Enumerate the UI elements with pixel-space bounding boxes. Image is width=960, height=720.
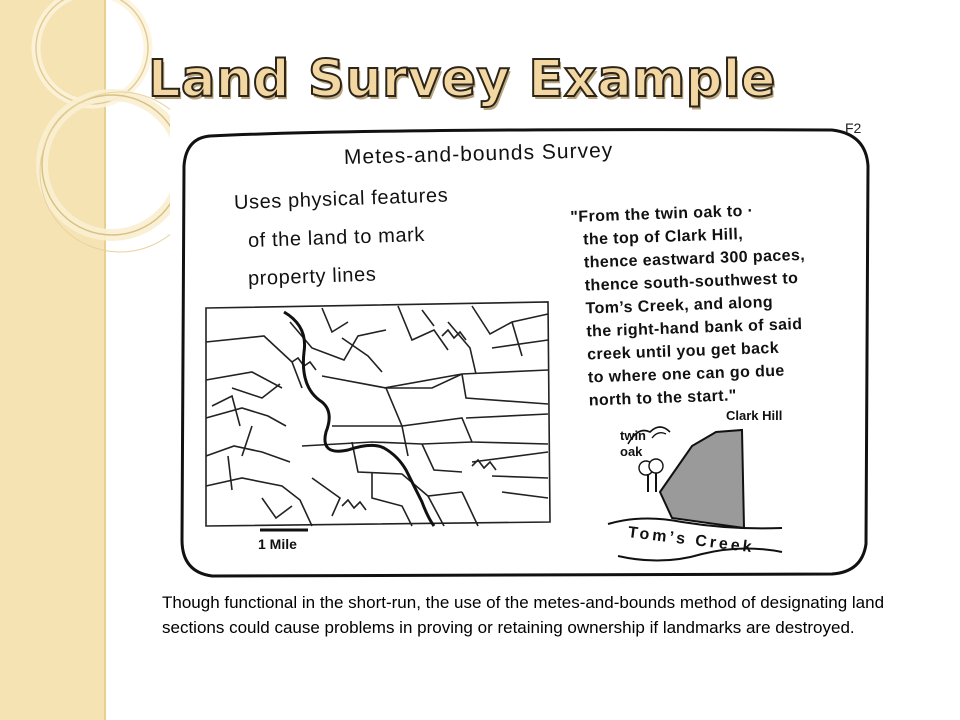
slide-title: Land Survey Example (148, 50, 776, 109)
sidebar-panel (0, 0, 106, 720)
quote-line: the top of Clark Hill, (582, 225, 744, 249)
quote-line: thence eastward 300 paces, (583, 246, 806, 272)
quote-line: north to the start." (588, 387, 738, 410)
quote-line: "From the twin oak to · (570, 202, 754, 226)
slide-caption: Though functional in the short-run, the use of the metes-and-bounds method of designating land sections could cause problems in proving or retaining ownership if landmarks are destroyed. (162, 593, 885, 637)
twin-oak-label-line: oak (620, 444, 643, 459)
twin-oak-label (620, 428, 646, 460)
clark-hill-label: Clark Hill (726, 408, 783, 423)
quote-line: Tom’s Creek, and along (585, 293, 774, 318)
quote-line: thence south-southwest to (584, 270, 799, 295)
twin-oak-label-line: twin (620, 428, 646, 443)
figure-subtitle-line: Uses physical features (233, 184, 449, 214)
quote-line: the right-hand bank of said (586, 315, 803, 341)
figure-subtitle-line: of the land to mark (247, 223, 426, 252)
toms-creek-label: Tom’s Creek (627, 524, 756, 557)
parcel-map (206, 302, 550, 526)
quote-line: to where one can go due (587, 362, 785, 387)
figure-label: F2 (845, 120, 862, 136)
river (284, 312, 434, 526)
scale-label: 1 Mile (258, 536, 297, 552)
figure-subtitle-line: property lines (247, 263, 377, 290)
survey-quote (570, 196, 877, 413)
figure-title: Metes-and-bounds Survey (343, 138, 614, 169)
quote-line: creek until you get back (586, 339, 780, 364)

■ ■ ■ ■ ■

- **Aim**
Copy every line of the records above exactly, leaving out the picture.

- **Task response**
Enumerate the UI elements with pixel-space bounding boxes. Image is width=960, height=720.
slide-title: Land Survey Example (148, 50, 776, 109)
sidebar-panel (0, 0, 106, 720)
quote-line: the top of Clark Hill, (582, 225, 744, 249)
quote-line: thence eastward 300 paces, (583, 246, 806, 272)
quote-line: north to the start." (588, 387, 738, 410)
quote-line: "From the twin oak to · (570, 202, 754, 226)
slide-caption: Though functional in the short-run, the use of the metes-and-bounds method of designating land sections could cause problems in proving or retaining ownership if landmarks are destroyed. (162, 593, 885, 637)
twin-oak-label-line: oak (620, 444, 643, 459)
twin-oak-label (620, 428, 646, 460)
clark-hill-label: Clark Hill (726, 408, 783, 423)
quote-line: Tom’s Creek, and along (585, 293, 774, 318)
quote-line: thence south-southwest to (584, 270, 799, 295)
twin-oak-label-line: twin (620, 428, 646, 443)
figure-subtitle-line: Uses physical features (233, 184, 449, 214)
quote-line: the right-hand bank of said (586, 315, 803, 341)
figure-subtitle-line: of the land to mark (247, 223, 426, 252)
toms-creek-label: Tom’s Creek (627, 524, 756, 557)
parcel-map (206, 302, 550, 526)
quote-line: to where one can go due (587, 362, 785, 387)
figure-label: F2 (845, 120, 862, 136)
river (284, 312, 434, 526)
scale-label: 1 Mile (258, 536, 297, 552)
figure-subtitle-line: property lines (247, 263, 377, 290)
survey-quote (570, 196, 877, 413)
figure-title: Metes-and-bounds Survey (343, 138, 614, 169)
quote-line: creek until you get back (586, 339, 780, 364)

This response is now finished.